■ Task to complete
Return the entries below in their exact form, leaving the pictures out.

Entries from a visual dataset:

┏━━

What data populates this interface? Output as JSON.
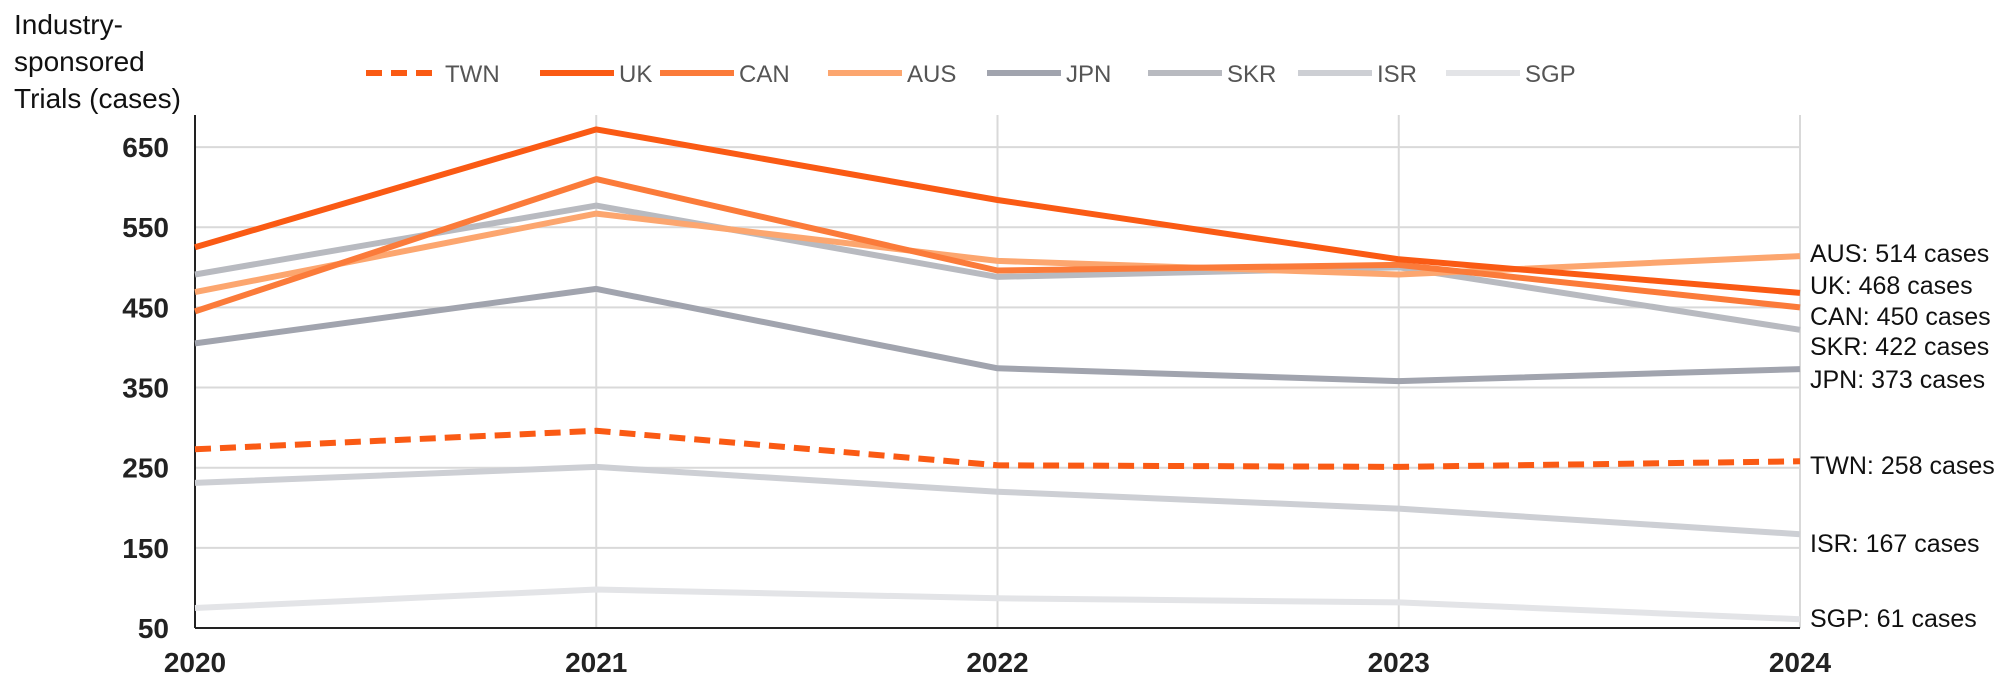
{
  "chart_data": {
    "type": "line",
    "title": "",
    "ylabel_lines": [
      "Industry-",
      "sponsored",
      "Trials (cases)"
    ],
    "xlabel": "",
    "x": [
      "2020",
      "2021",
      "2022",
      "2023",
      "2024"
    ],
    "y_ticks": [
      50,
      150,
      250,
      350,
      450,
      550,
      650
    ],
    "ylim": [
      50,
      690
    ],
    "grid": true,
    "legend_position": "top",
    "series": [
      {
        "name": "TWN",
        "color": "#fa5a14",
        "dashed": true,
        "values": [
          273,
          296,
          253,
          251,
          258
        ],
        "end_label": "TWN: 258 cases"
      },
      {
        "name": "UK",
        "color": "#fa5a14",
        "dashed": false,
        "values": [
          525,
          672,
          584,
          510,
          468
        ],
        "end_label": "UK: 468 cases"
      },
      {
        "name": "CAN",
        "color": "#fb7b3a",
        "dashed": false,
        "values": [
          445,
          610,
          496,
          503,
          450
        ],
        "end_label": "CAN: 450 cases"
      },
      {
        "name": "AUS",
        "color": "#fca66f",
        "dashed": false,
        "values": [
          469,
          567,
          508,
          491,
          514
        ],
        "end_label": "AUS: 514 cases"
      },
      {
        "name": "JPN",
        "color": "#a1a4ae",
        "dashed": false,
        "values": [
          405,
          473,
          374,
          358,
          373
        ],
        "end_label": "JPN: 373 cases"
      },
      {
        "name": "SKR",
        "color": "#b8bac0",
        "dashed": false,
        "values": [
          491,
          577,
          488,
          500,
          422
        ],
        "end_label": "SKR: 422 cases"
      },
      {
        "name": "ISR",
        "color": "#cdcfd4",
        "dashed": false,
        "values": [
          231,
          251,
          220,
          199,
          167
        ],
        "end_label": "ISR: 167 cases"
      },
      {
        "name": "SGP",
        "color": "#e3e4e7",
        "dashed": false,
        "values": [
          75,
          98,
          87,
          82,
          61
        ],
        "end_label": "SGP: 61 cases"
      }
    ]
  }
}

┗━━

■ Worked solution
What data populates this interface? Output as JSON.
{
  "chart_data": {
    "type": "line",
    "title": "",
    "ylabel_lines": [
      "Industry-",
      "sponsored",
      "Trials (cases)"
    ],
    "xlabel": "",
    "x": [
      "2020",
      "2021",
      "2022",
      "2023",
      "2024"
    ],
    "y_ticks": [
      50,
      150,
      250,
      350,
      450,
      550,
      650
    ],
    "ylim": [
      50,
      690
    ],
    "grid": true,
    "legend_position": "top",
    "series": [
      {
        "name": "TWN",
        "color": "#fa5a14",
        "dashed": true,
        "values": [
          273,
          296,
          253,
          251,
          258
        ],
        "end_label": "TWN: 258 cases"
      },
      {
        "name": "UK",
        "color": "#fa5a14",
        "dashed": false,
        "values": [
          525,
          672,
          584,
          510,
          468
        ],
        "end_label": "UK: 468 cases"
      },
      {
        "name": "CAN",
        "color": "#fb7b3a",
        "dashed": false,
        "values": [
          445,
          610,
          496,
          503,
          450
        ],
        "end_label": "CAN: 450 cases"
      },
      {
        "name": "AUS",
        "color": "#fca66f",
        "dashed": false,
        "values": [
          469,
          567,
          508,
          491,
          514
        ],
        "end_label": "AUS: 514 cases"
      },
      {
        "name": "JPN",
        "color": "#a1a4ae",
        "dashed": false,
        "values": [
          405,
          473,
          374,
          358,
          373
        ],
        "end_label": "JPN: 373 cases"
      },
      {
        "name": "SKR",
        "color": "#b8bac0",
        "dashed": false,
        "values": [
          491,
          577,
          488,
          500,
          422
        ],
        "end_label": "SKR: 422 cases"
      },
      {
        "name": "ISR",
        "color": "#cdcfd4",
        "dashed": false,
        "values": [
          231,
          251,
          220,
          199,
          167
        ],
        "end_label": "ISR: 167 cases"
      },
      {
        "name": "SGP",
        "color": "#e3e4e7",
        "dashed": false,
        "values": [
          75,
          98,
          87,
          82,
          61
        ],
        "end_label": "SGP: 61 cases"
      }
    ]
  }
}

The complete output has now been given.